▶ [EXERCISE GOAL]: The word "Other" occurs in some lines of the data. Return each such line.

▶ [Entries from a page text collection]:
—————

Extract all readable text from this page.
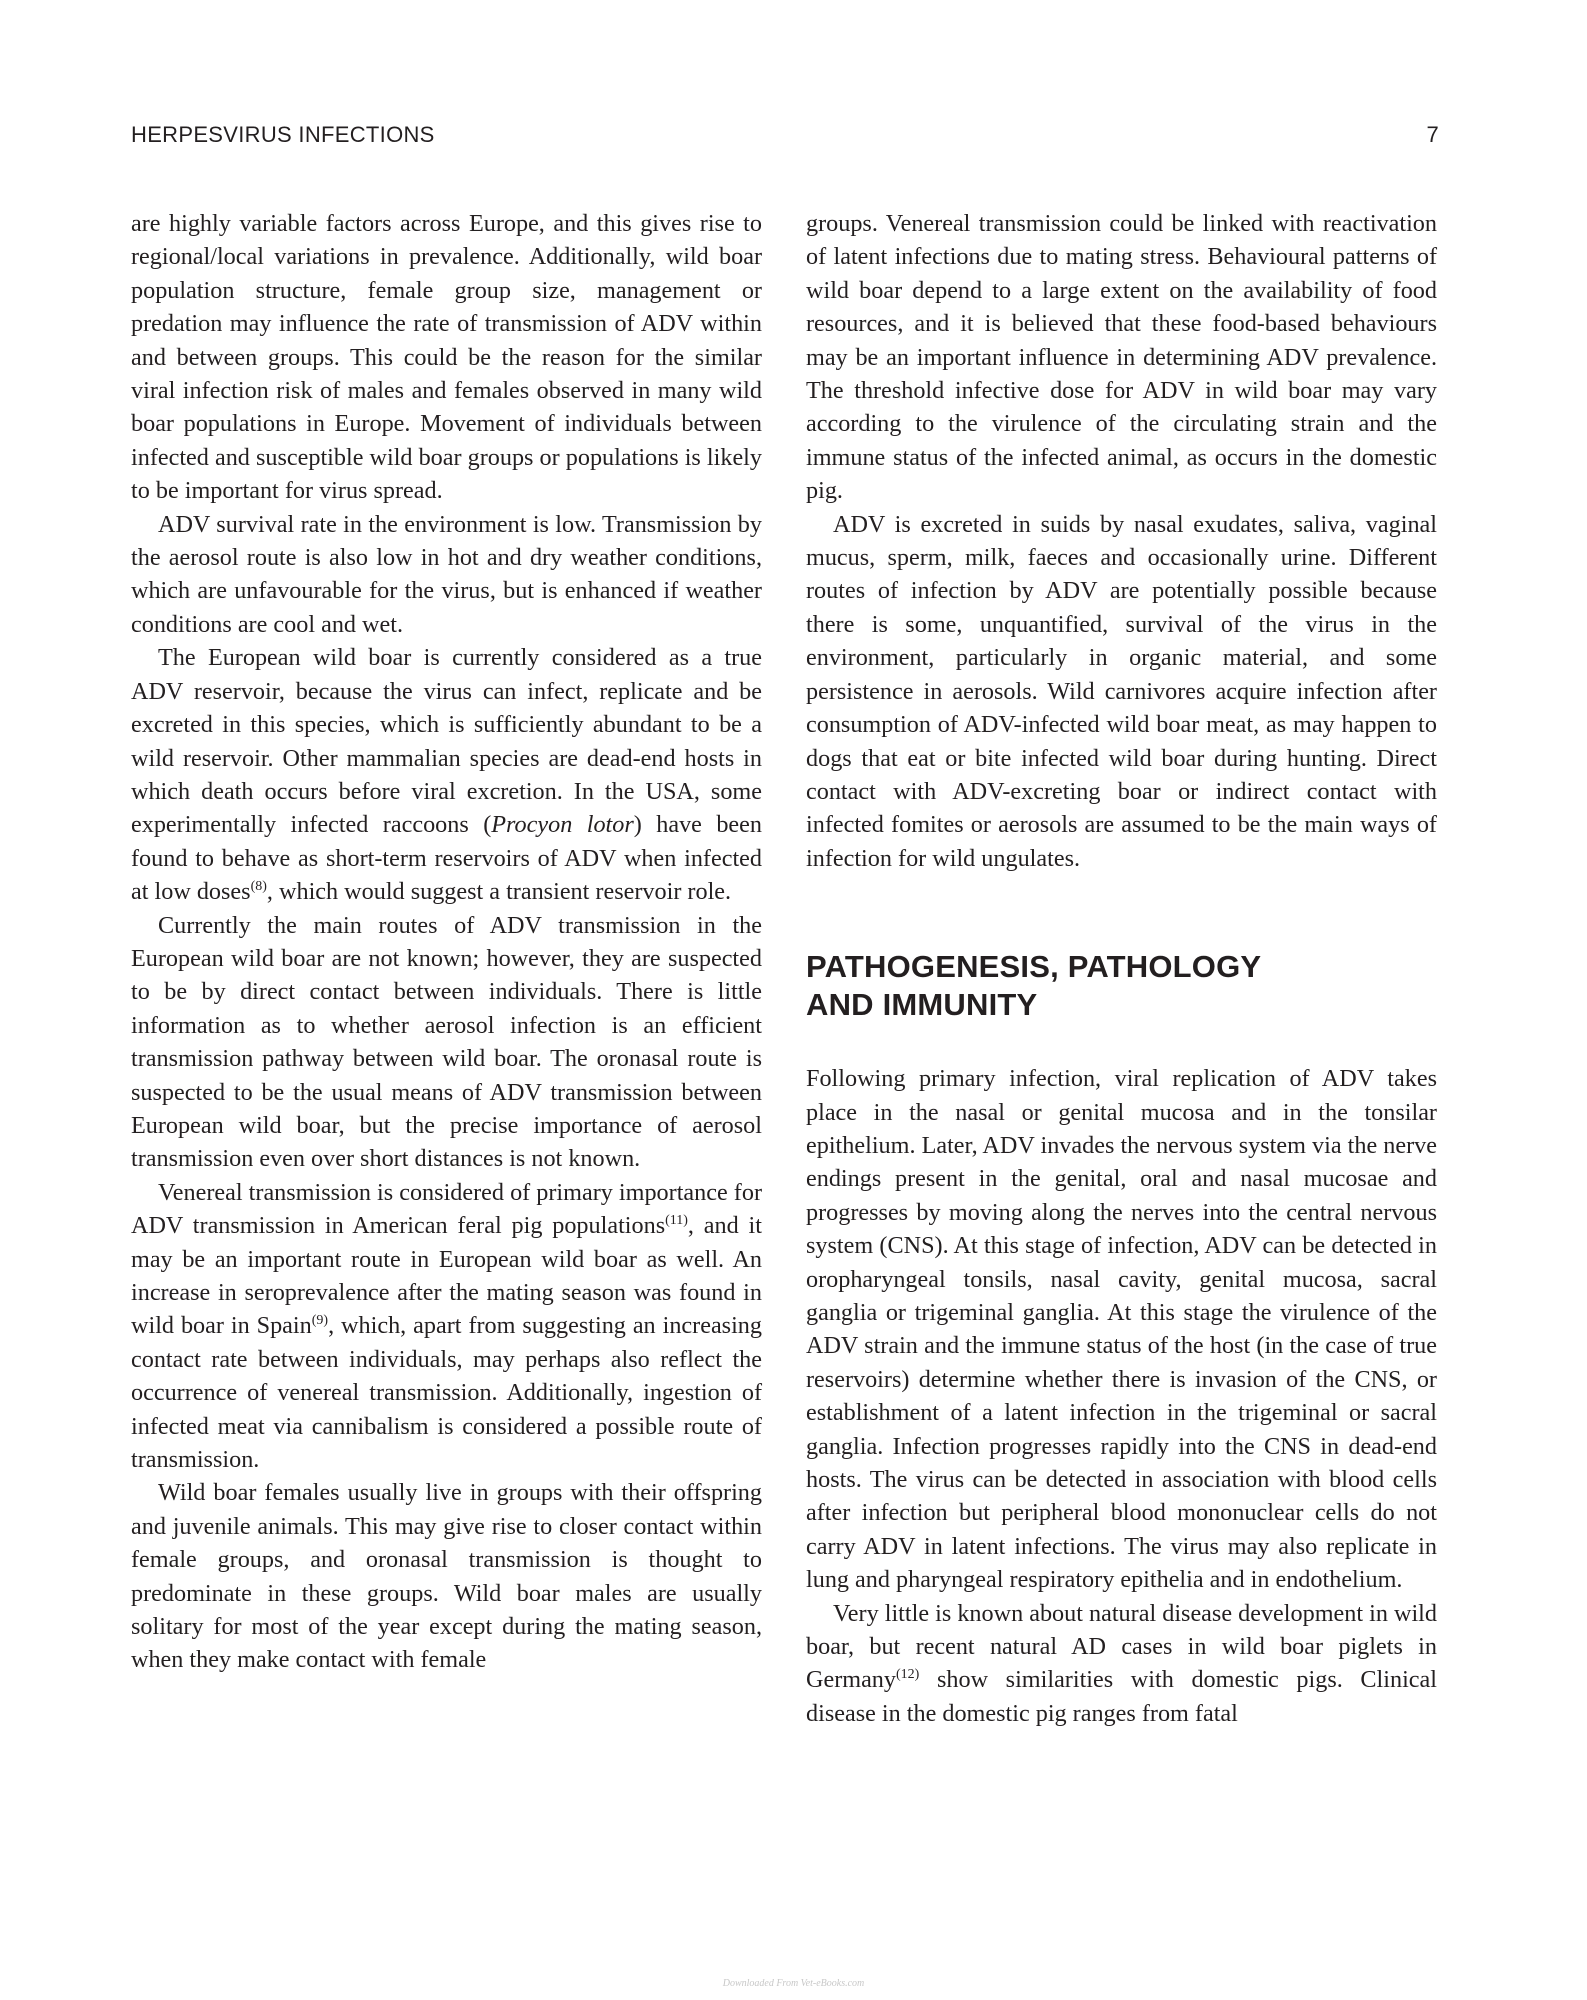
HERPESVIRUS INFECTIONS	7

are highly variable factors across Europe, and this gives rise to regional/local variations in prevalence. Additionally, wild boar population structure, female group size, management or predation may influence the rate of transmission of ADV within and between groups. This could be the reason for the similar viral infection risk of males and females observed in many wild boar populations in Europe. Movement of individuals between infected and susceptible wild boar groups or populations is likely to be important for virus spread.

ADV survival rate in the environment is low. Transmission by the aerosol route is also low in hot and dry weather conditions, which are unfavourable for the virus, but is enhanced if weather conditions are cool and wet.

The European wild boar is currently considered as a true ADV reservoir, because the virus can infect, replicate and be excreted in this species, which is sufficiently abundant to be a wild reservoir. Other mammalian species are dead-end hosts in which death occurs before viral excretion. In the USA, some experimentally infected raccoons (Procyon lotor) have been found to behave as short-term reservoirs of ADV when infected at low doses$^{(8)}$, which would suggest a transient reservoir role.

Currently the main routes of ADV transmission in the European wild boar are not known; however, they are suspected to be by direct contact between individuals. There is little information as to whether aerosol infection is an efficient transmission pathway between wild boar. The oronasal route is suspected to be the usual means of ADV transmission between European wild boar, but the precise importance of aerosol transmission even over short distances is not known.

Venereal transmission is considered of primary importance for ADV transmission in American feral pig populations$^{(11)}$, and it may be an important route in European wild boar as well. An increase in seroprevalence after the mating season was found in wild boar in Spain$^{(9)}$, which, apart from suggesting an increasing contact rate between individuals, may perhaps also reflect the occurrence of venereal transmission. Additionally, ingestion of infected meat via cannibalism is considered a possible route of transmission.

Wild boar females usually live in groups with their offspring and juvenile animals. This may give rise to closer contact within female groups, and oronasal transmission is thought to predominate in these groups. Wild boar males are usually solitary for most of the year except during the mating season, when they make contact with female

groups. Venereal transmission could be linked with reactivation of latent infections due to mating stress. Behavioural patterns of wild boar depend to a large extent on the availability of food resources, and it is believed that these food-based behaviours may be an important influence in determining ADV prevalence. The threshold infective dose for ADV in wild boar may vary according to the virulence of the circulating strain and the immune status of the infected animal, as occurs in the domestic pig.

ADV is excreted in suids by nasal exudates, saliva, vaginal mucus, sperm, milk, faeces and occasionally urine. Different routes of infection by ADV are potentially possible because there is some, unquantified, survival of the virus in the environment, particularly in organic material, and some persistence in aerosols. Wild carnivores acquire infection after consumption of ADV-infected wild boar meat, as may happen to dogs that eat or bite infected wild boar during hunting. Direct contact with ADV-excreting boar or indirect contact with infected fomites or aerosols are assumed to be the main ways of infection for wild ungulates.

PATHOGENESIS, PATHOLOGY
AND IMMUNITY

Following primary infection, viral replication of ADV takes place in the nasal or genital mucosa and in the tonsilar epithelium. Later, ADV invades the nervous system via the nerve endings present in the genital, oral and nasal mucosae and progresses by moving along the nerves into the central nervous system (CNS). At this stage of infection, ADV can be detected in oropharyngeal tonsils, nasal cavity, genital mucosa, sacral ganglia or trigeminal ganglia. At this stage the virulence of the ADV strain and the immune status of the host (in the case of true reservoirs) determine whether there is invasion of the CNS, or establishment of a latent infection in the trigeminal or sacral ganglia. Infection progresses rapidly into the CNS in dead-end hosts. The virus can be detected in association with blood cells after infection but peripheral blood mononuclear cells do not carry ADV in latent infections. The virus may also replicate in lung and pharyngeal respiratory epithelia and in endothelium.

Very little is known about natural disease development in wild boar, but recent natural AD cases in wild boar piglets in Germany$^{(12)}$ show similarities with domestic pigs. Clinical disease in the domestic pig ranges from fatal

Downloaded From Vet-eBooks.com
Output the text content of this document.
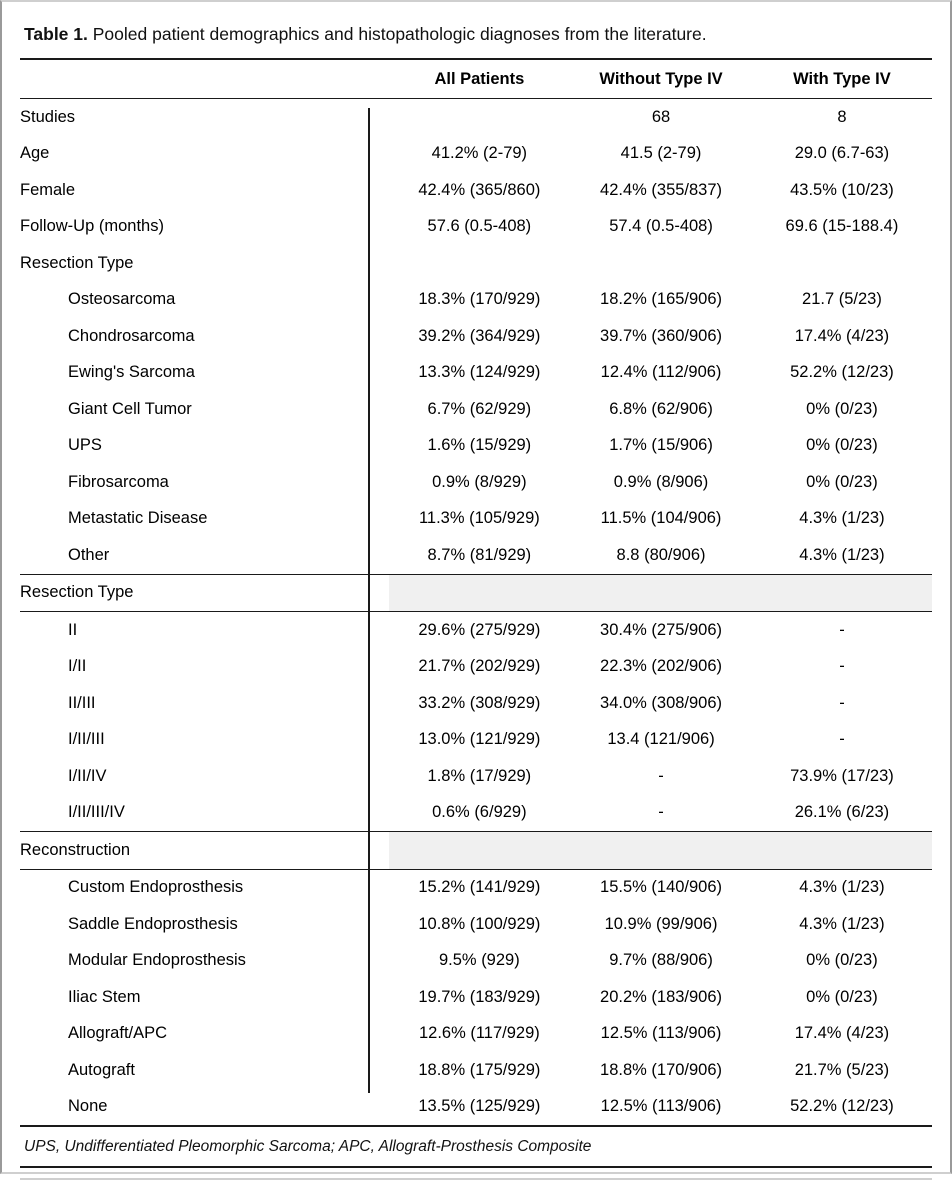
Table 1. Pooled patient demographics and histopathologic diagnoses from the literature.

	All Patients	Without Type IV	With Type IV

Studies		68	8
Age	41.2% (2-79)	41.5 (2-79)	29.0 (6.7-63)
Female	42.4% (365/860)	42.4% (355/837)	43.5% (10/23)
Follow-Up (months)	57.6 (0.5-408)	57.4 (0.5-408)	69.6 (15-188.4)
Resection Type			
Osteosarcoma	18.3% (170/929)	18.2% (165/906)	21.7 (5/23)
Chondrosarcoma	39.2% (364/929)	39.7% (360/906)	17.4% (4/23)
Ewing's Sarcoma	13.3% (124/929)	12.4% (112/906)	52.2% (12/23)
Giant Cell Tumor	6.7% (62/929)	6.8% (62/906)	0% (0/23)
UPS	1.6% (15/929)	1.7% (15/906)	0% (0/23)
Fibrosarcoma	0.9% (8/929)	0.9% (8/906)	0% (0/23)
Metastatic Disease	11.3% (105/929)	11.5% (104/906)	4.3% (1/23)
Other	8.7% (81/929)	8.8 (80/906)	4.3% (1/23)

Resection Type			

II	29.6% (275/929)	30.4% (275/906)	-
I/II	21.7% (202/929)	22.3% (202/906)	-
II/III	33.2% (308/929)	34.0% (308/906)	-
I/II/III	13.0% (121/929)	13.4 (121/906)	-
I/II/IV	1.8% (17/929)	-	73.9% (17/23)
I/II/III/IV	0.6% (6/929)	-	26.1% (6/23)

Reconstruction			

Custom Endoprosthesis	15.2% (141/929)	15.5% (140/906)	4.3% (1/23)
Saddle Endoprosthesis	10.8% (100/929)	10.9% (99/906)	4.3% (1/23)
Modular Endoprosthesis	9.5% (929)	9.7% (88/906)	0% (0/23)
Iliac Stem	19.7% (183/929)	20.2% (183/906)	0% (0/23)
Allograft/APC	12.6% (117/929)	12.5% (113/906)	17.4% (4/23)
Autograft	18.8% (175/929)	18.8% (170/906)	21.7% (5/23)
None	13.5% (125/929)	12.5% (113/906)	52.2% (12/23)
UPS, Undifferentiated Pleomorphic Sarcoma; APC, Allograft-Prosthesis Composite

—————

▶ [COMPLETED TASK]:
The European wild boar is currently considered as a true ADV reservoir, because the virus can infect, replicate and be excreted in this species, which is sufficiently abundant to be a wild reservoir. Other mammalian species are dead-end hosts in which death occurs before viral excretion. In the USA, some experimentally infected raccoons (Procyon lotor) have been found to behave as short-term reservoirs of ADV when infected at low doses$^{(8)}$, which would suggest a transient reservoir role.
Other	8.7% (81/929)	8.8 (80/906)	4.3% (1/23)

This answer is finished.